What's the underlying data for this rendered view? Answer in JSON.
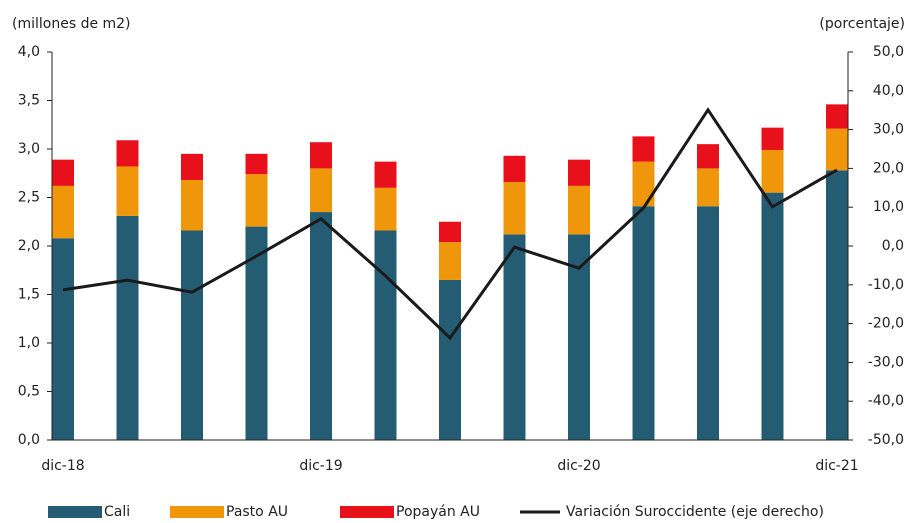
{
  "chart_data": {
    "type": "bar-line",
    "ylabel": "(millones  de m2)",
    "y2label": "(porcentaje)",
    "categories": [
      "dic-18",
      null,
      null,
      null,
      "dic-19",
      null,
      null,
      null,
      "dic-20",
      null,
      null,
      null,
      "dic-21"
    ],
    "series": [
      {
        "name": "Cali",
        "color": "#245c73",
        "type": "bar",
        "values": [
          2.08,
          2.31,
          2.16,
          2.2,
          2.35,
          2.16,
          1.65,
          2.12,
          2.12,
          2.41,
          2.41,
          2.55,
          2.78
        ]
      },
      {
        "name": "Pasto AU",
        "color": "#f0960a",
        "type": "bar",
        "values": [
          0.54,
          0.51,
          0.52,
          0.54,
          0.45,
          0.44,
          0.39,
          0.54,
          0.5,
          0.46,
          0.39,
          0.44,
          0.43
        ]
      },
      {
        "name": "Popayán AU",
        "color": "#e8101a",
        "type": "bar",
        "values": [
          0.27,
          0.27,
          0.27,
          0.21,
          0.27,
          0.27,
          0.21,
          0.27,
          0.27,
          0.26,
          0.25,
          0.23,
          0.25
        ]
      },
      {
        "name": "Variación Suroccidente (eje derecho)",
        "color": "#1a1a1a",
        "type": "line",
        "axis": "y2",
        "values": [
          -11.3,
          -8.8,
          -11.9,
          -2.6,
          7.0,
          -7.7,
          -23.7,
          -0.3,
          -5.7,
          9.8,
          35.1,
          10.1,
          19.6
        ]
      }
    ],
    "ylim": [
      0,
      4
    ],
    "yticks": [
      {
        "value": 0,
        "label": "0,0"
      },
      {
        "value": 0.5,
        "label": "0,5"
      },
      {
        "value": 1,
        "label": "1,0"
      },
      {
        "value": 1.5,
        "label": "1,5"
      },
      {
        "value": 2,
        "label": "2,0"
      },
      {
        "value": 2.5,
        "label": "2,5"
      },
      {
        "value": 3,
        "label": "3,0"
      },
      {
        "value": 3.5,
        "label": "3,5"
      },
      {
        "value": 4,
        "label": "4,0"
      }
    ],
    "y2lim": [
      -50,
      50
    ],
    "y2ticks": [
      {
        "value": -50,
        "label": "-50,0"
      },
      {
        "value": -40,
        "label": "-40,0"
      },
      {
        "value": -30,
        "label": "-30,0"
      },
      {
        "value": -20,
        "label": "-20,0"
      },
      {
        "value": -10,
        "label": "-10,0"
      },
      {
        "value": 0,
        "label": "0,0"
      },
      {
        "value": 10,
        "label": "10,0"
      },
      {
        "value": 20,
        "label": "20,0"
      },
      {
        "value": 30,
        "label": "30,0"
      },
      {
        "value": 40,
        "label": "40,0"
      },
      {
        "value": 50,
        "label": "50,0"
      }
    ]
  }
}
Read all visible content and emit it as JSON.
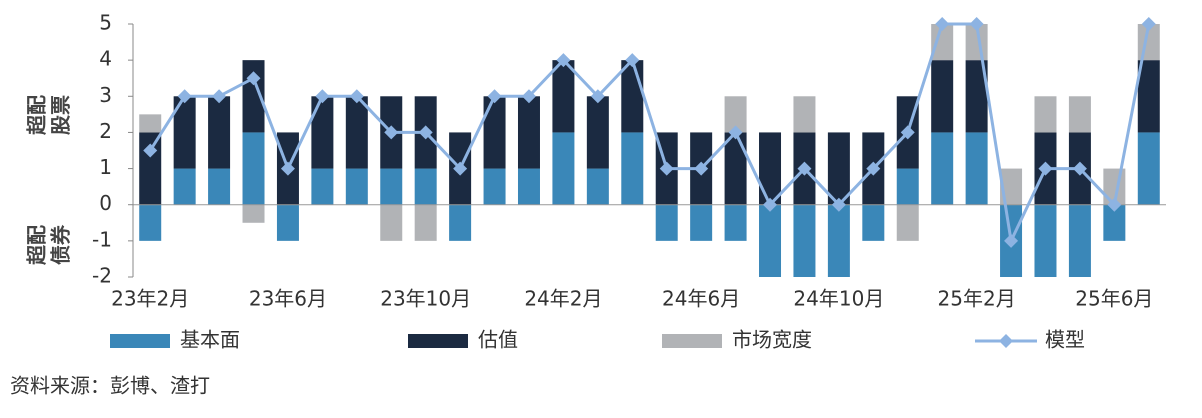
{
  "chart_data": {
    "type": "bar",
    "categories": [
      "23年2月",
      null,
      null,
      null,
      "23年6月",
      null,
      null,
      null,
      "23年10月",
      null,
      null,
      null,
      "24年2月",
      null,
      null,
      null,
      "24年6月",
      null,
      null,
      null,
      "24年10月",
      null,
      null,
      null,
      "25年2月",
      null,
      null,
      null,
      "25年6月",
      null
    ],
    "series": [
      {
        "name": "基本面",
        "color": "#3a87b8",
        "values": [
          -1,
          1,
          1,
          2,
          -1,
          1,
          1,
          1,
          1,
          -1,
          1,
          1,
          2,
          1,
          2,
          -1,
          -1,
          -1,
          -2,
          -2,
          -2,
          -1,
          1,
          2,
          2,
          -2,
          -2,
          -2,
          -1,
          2
        ]
      },
      {
        "name": "估值",
        "color": "#1b2a41",
        "values": [
          2,
          2,
          2,
          2,
          2,
          2,
          2,
          2,
          2,
          2,
          2,
          2,
          2,
          2,
          2,
          2,
          2,
          2,
          2,
          2,
          2,
          2,
          2,
          2,
          2,
          0,
          2,
          2,
          0,
          2
        ]
      },
      {
        "name": "市场宽度",
        "color": "#b1b3b6",
        "values": [
          0.5,
          0,
          0,
          -0.5,
          0,
          0,
          0,
          -1,
          -1,
          0,
          0,
          0,
          0,
          0,
          0,
          0,
          0,
          1,
          0,
          1,
          0,
          0,
          -1,
          1,
          1,
          1,
          1,
          1,
          1,
          1
        ]
      },
      {
        "name": "模型",
        "type": "line",
        "color": "#8db3e2",
        "values": [
          1.5,
          3,
          3,
          3.5,
          1,
          3,
          3,
          2,
          2,
          1,
          3,
          3,
          4,
          3,
          4,
          1,
          1,
          2,
          0,
          1,
          0,
          1,
          2,
          5,
          5,
          -1,
          1,
          1,
          0,
          5
        ]
      }
    ],
    "y_label_top": [
      "超配",
      "股票"
    ],
    "y_label_bottom": [
      "超配",
      "债券"
    ],
    "ylim": [
      -2,
      5
    ],
    "yticks": [
      -2,
      -1,
      0,
      1,
      2,
      3,
      4,
      5
    ],
    "source": "资料来源：彭博、渣打"
  }
}
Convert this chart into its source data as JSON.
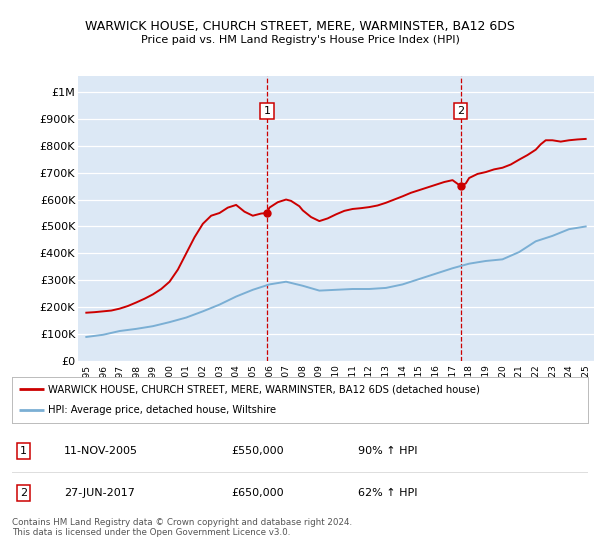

________________

▶ _Task statement_:
Pictures in the records must not appear in the copy; transcribe everything else precisely.

▶ _Final result_:
What's the underlying data for this rendered view? Answer in JSON.
{
  "chart_data": {
    "type": "bar-line",
    "ylabel": "(millones  de m2)",
    "y2label": "(porcentaje)",
    "categories": [
      "dic-18",
      null,
      null,
      null,
      "dic-19",
      null,
      null,
      null,
      "dic-20",
      null,
      null,
      null,
      "dic-21"
    ],
    "series": [
      {
        "name": "Cali",
        "color": "#245c73",
        "type": "bar",
        "values": [
          2.08,
          2.31,
          2.16,
          2.2,
          2.35,
          2.16,
          1.65,
          2.12,
          2.12,
          2.41,
          2.41,
          2.55,
          2.78
        ]
      },
      {
        "name": "Pasto AU",
        "color": "#f0960a",
        "type": "bar",
        "values": [
          0.54,
          0.51,
          0.52,
          0.54,
          0.45,
          0.44,
          0.39,
          0.54,
          0.5,
          0.46,
          0.39,
          0.44,
          0.43
        ]
      },
      {
        "name": "Popayán AU",
        "color": "#e8101a",
        "type": "bar",
        "values": [
          0.27,
          0.27,
          0.27,
          0.21,
          0.27,
          0.27,
          0.21,
          0.27,
          0.27,
          0.26,
          0.25,
          0.23,
          0.25
        ]
      },
      {
        "name": "Variación Suroccidente (eje derecho)",
        "color": "#1a1a1a",
        "type": "line",
        "axis": "y2",
        "values": [
          -11.3,
          -8.8,
          -11.9,
          -2.6,
          7.0,
          -7.7,
          -23.7,
          -0.3,
          -5.7,
          9.8,
          35.1,
          10.1,
          19.6
        ]
      }
    ],
    "ylim": [
      0,
      4
    ],
    "yticks": [
      {
        "value": 0,
        "label": "0,0"
      },
      {
        "value": 0.5,
        "label": "0,5"
      },
      {
        "value": 1,
        "label": "1,0"
      },
      {
        "value": 1.5,
        "label": "1,5"
      },
      {
        "value": 2,
        "label": "2,0"
      },
      {
        "value": 2.5,
        "label": "2,5"
      },
      {
        "value": 3,
        "label": "3,0"
      },
      {
        "value": 3.5,
        "label": "3,5"
      },
      {
        "value": 4,
        "label": "4,0"
      }
    ],
    "y2lim": [
      -50,
      50
    ],
    "y2ticks": [
      {
        "value": -50,
        "label": "-50,0"
      },
      {
        "value": -40,
        "label": "-40,0"
      },
      {
        "value": -30,
        "label": "-30,0"
      },
      {
        "value": -20,
        "label": "-20,0"
      },
      {
        "value": -10,
        "label": "-10,0"
      },
      {
        "value": 0,
        "label": "0,0"
      },
      {
        "value": 10,
        "label": "10,0"
      },
      {
        "value": 20,
        "label": "20,0"
      },
      {
        "value": 30,
        "label": "30,0"
      },
      {
        "value": 40,
        "label": "40,0"
      },
      {
        "value": 50,
        "label": "50,0"
      }
    ]
  }
}
Read all visible content and emit it as JSON.
{
  "chart_data": {
    "type": "bar",
    "categories": [
      "23年2月",
      null,
      null,
      null,
      "23年6月",
      null,
      null,
      null,
      "23年10月",
      null,
      null,
      null,
      "24年2月",
      null,
      null,
      null,
      "24年6月",
      null,
      null,
      null,
      "24年10月",
      null,
      null,
      null,
      "25年2月",
      null,
      null,
      null,
      "25年6月",
      null
    ],
    "series": [
      {
        "name": "基本面",
        "color": "#3a87b8",
        "values": [
          -1,
          1,
          1,
          2,
          -1,
          1,
          1,
          1,
          1,
          -1,
          1,
          1,
          2,
          1,
          2,
          -1,
          -1,
          -1,
          -2,
          -2,
          -2,
          -1,
          1,
          2,
          2,
          -2,
          -2,
          -2,
          -1,
          2
        ]
      },
      {
        "name": "估值",
        "color": "#1b2a41",
        "values": [
          2,
          2,
          2,
          2,
          2,
          2,
          2,
          2,
          2,
          2,
          2,
          2,
          2,
          2,
          2,
          2,
          2,
          2,
          2,
          2,
          2,
          2,
          2,
          2,
          2,
          0,
          2,
          2,
          0,
          2
        ]
      },
      {
        "name": "市场宽度",
        "color": "#b1b3b6",
        "values": [
          0.5,
          0,
          0,
          -0.5,
          0,
          0,
          0,
          -1,
          -1,
          0,
          0,
          0,
          0,
          0,
          0,
          0,
          0,
          1,
          0,
          1,
          0,
          0,
          -1,
          1,
          1,
          1,
          1,
          1,
          1,
          1
        ]
      },
      {
        "name": "模型",
        "type": "line",
        "color": "#8db3e2",
        "values": [
          1.5,
          3,
          3,
          3.5,
          1,
          3,
          3,
          2,
          2,
          1,
          3,
          3,
          4,
          3,
          4,
          1,
          1,
          2,
          0,
          1,
          0,
          1,
          2,
          5,
          5,
          -1,
          1,
          1,
          0,
          5
        ]
      }
    ],
    "y_label_top": [
      "超配",
      "股票"
    ],
    "y_label_bottom": [
      "超配",
      "债券"
    ],
    "ylim": [
      -2,
      5
    ],
    "yticks": [
      -2,
      -1,
      0,
      1,
      2,
      3,
      4,
      5
    ],
    "source": "资料来源：彭博、渣打"
  }
}
Convert this chart into its source data as JSON.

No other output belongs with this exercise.